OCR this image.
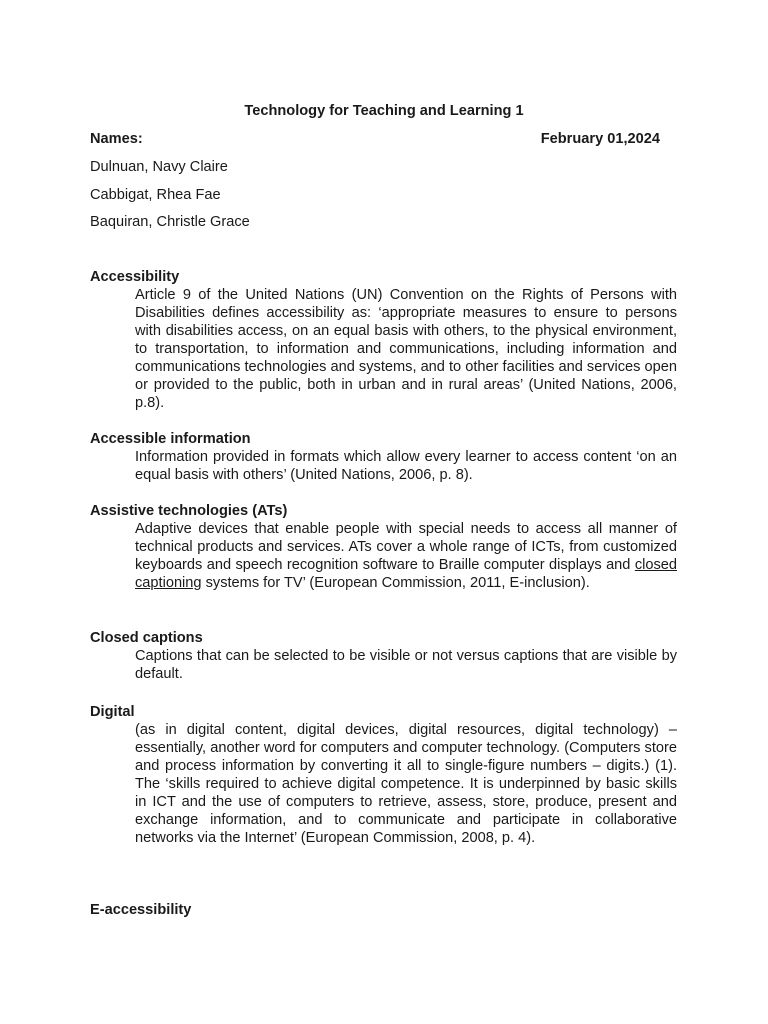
Technology for Teaching and Learning 1
Names:	February 01,2024
Dulnuan, Navy Claire
Cabbigat, Rhea Fae
Baquiran, Christle Grace
Accessibility
Article 9 of the United Nations (UN) Convention on the Rights of Persons with Disabilities defines accessibility as: ‘appropriate measures to ensure to persons with disabilities access, on an equal basis with others, to the physical environment, to transportation, to information and communications, including information and communications technologies and systems, and to other facilities and services open or provided to the public, both in urban and in rural areas’ (United Nations, 2006, p.8).
Accessible information
Information provided in formats which allow every learner to access content ‘on an equal basis with others’ (United Nations, 2006, p. 8).
Assistive technologies (ATs)
Adaptive devices that enable people with special needs to access all manner of technical products and services. ATs cover a whole range of ICTs, from customized keyboards and speech recognition software to Braille computer displays and closed captioning systems for TV’ (European Commission, 2011, E-inclusion).
Closed captions
Captions that can be selected to be visible or not versus captions that are visible by default.
Digital
(as in digital content, digital devices, digital resources, digital technology) – essentially, another word for computers and computer technology. (Computers store and process information by converting it all to single-figure numbers – digits.) (1). The ‘skills required to achieve digital competence. It is underpinned by basic skills in ICT and the use of computers to retrieve, assess, store, produce, present and exchange information, and to communicate and participate in collaborative networks via the Internet’ (European Commission, 2008, p. 4).
E-accessibility
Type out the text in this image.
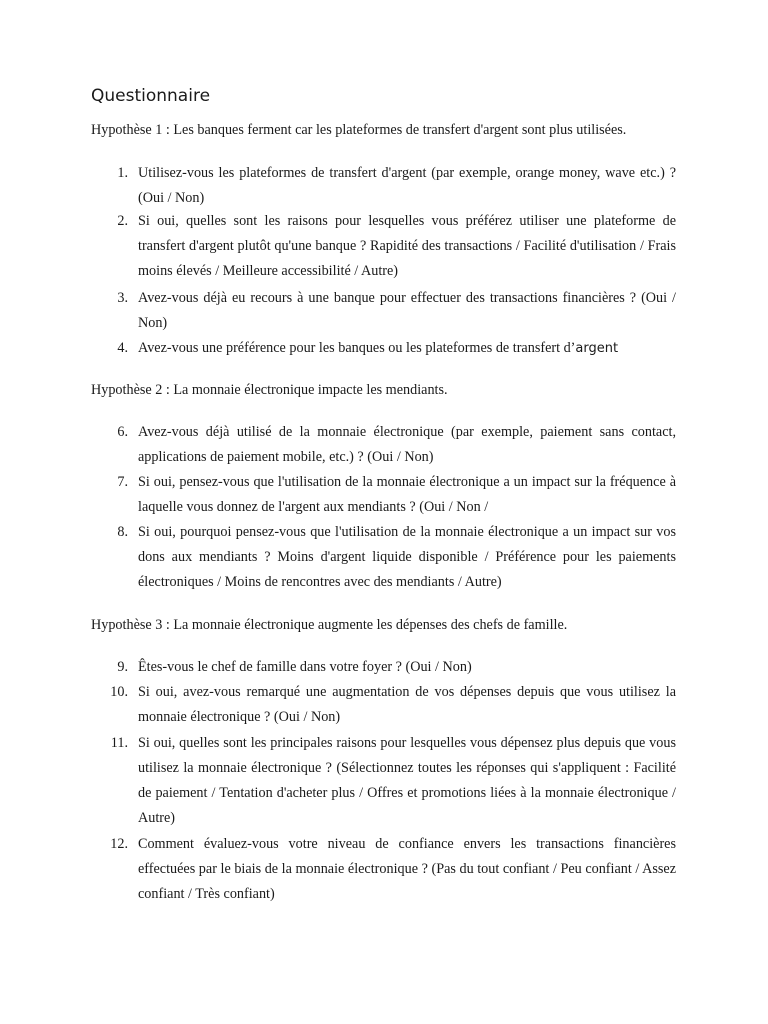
Questionnaire
Hypothèse 1 : Les banques ferment car les plateformes de transfert d'argent sont plus utilisées.
1. Utilisez-vous les plateformes de transfert d'argent (par exemple, orange money, wave etc.) ? (Oui / Non)
2. Si oui, quelles sont les raisons pour lesquelles vous préférez utiliser une plateforme de transfert d'argent plutôt qu'une banque ? Rapidité des transactions / Facilité d'utilisation / Frais moins élevés / Meilleure accessibilité / Autre)
3. Avez-vous déjà eu recours à une banque pour effectuer des transactions financières ? (Oui / Non)
4. Avez-vous une préférence pour les banques ou les plateformes de transfert d’argent
Hypothèse 2 : La monnaie électronique impacte les mendiants.
6. Avez-vous déjà utilisé de la monnaie électronique (par exemple, paiement sans contact, applications de paiement mobile, etc.) ? (Oui / Non)
7. Si oui, pensez-vous que l'utilisation de la monnaie électronique a un impact sur la fréquence à laquelle vous donnez de l'argent aux mendiants ? (Oui / Non /
8. Si oui, pourquoi pensez-vous que l'utilisation de la monnaie électronique a un impact sur vos dons aux mendiants ? Moins d'argent liquide disponible / Préférence pour les paiements électroniques / Moins de rencontres avec des mendiants / Autre)
Hypothèse 3 : La monnaie électronique augmente les dépenses des chefs de famille.
9. Êtes-vous le chef de famille dans votre foyer ? (Oui / Non)
10. Si oui, avez-vous remarqué une augmentation de vos dépenses depuis que vous utilisez la monnaie électronique ? (Oui / Non)
11. Si oui, quelles sont les principales raisons pour lesquelles vous dépensez plus depuis que vous utilisez la monnaie électronique ? (Sélectionnez toutes les réponses qui s'appliquent : Facilité de paiement / Tentation d'acheter plus / Offres et promotions liées à la monnaie électronique / Autre)
12. Comment évaluez-vous votre niveau de confiance envers les transactions financières effectuées par le biais de la monnaie électronique ? (Pas du tout confiant / Peu confiant / Assez confiant / Très confiant)
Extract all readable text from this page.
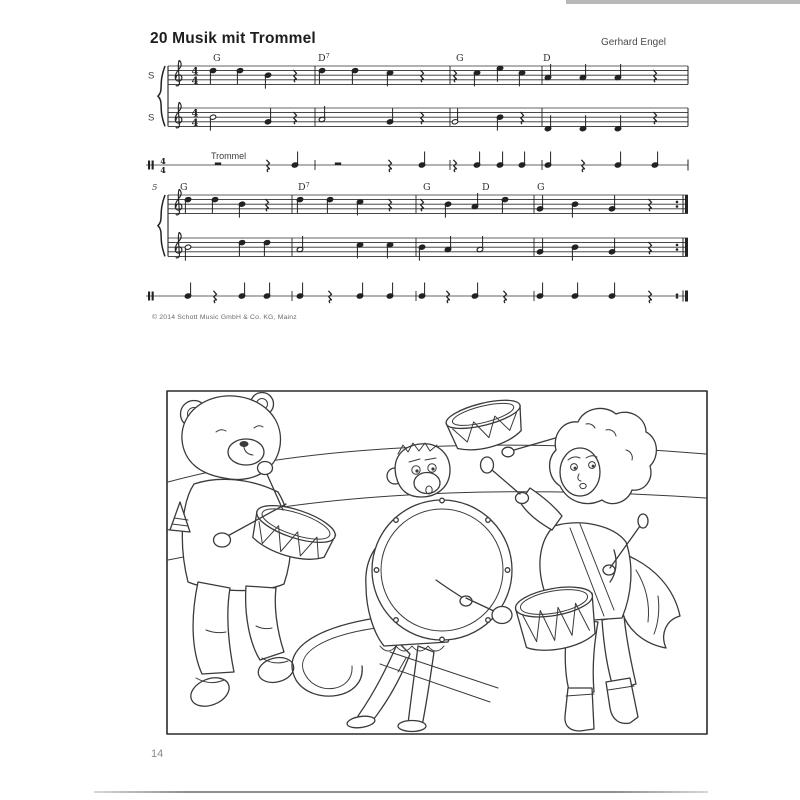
20 Musik mit Trommel	Gerhard Engel
S	4
4
G	$D^7$	G	D
S	4
4
4
4
Trommel
5 G	$D^7$	G	D	G
© 2014 Schott Music GmbH & Co. KG, Mainz
14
--------------------------------
# SET EXERCISE
Take the line with "Extract all readable text from this page." as the first line and the last line of the records above as the final one; reproduce exactly the lines between them, both included, without pictures.

# SOLUTION TO THIS PROBLEM
Extract all readable text from this page.
20 Musik mit Trommel	Gerhard Engel
S	4
4
G	$D^7$	G	D
S	4
4
4
4
Trommel
5 G	$D^7$	G	D	G
© 2014 Schott Music GmbH & Co. KG, Mainz
14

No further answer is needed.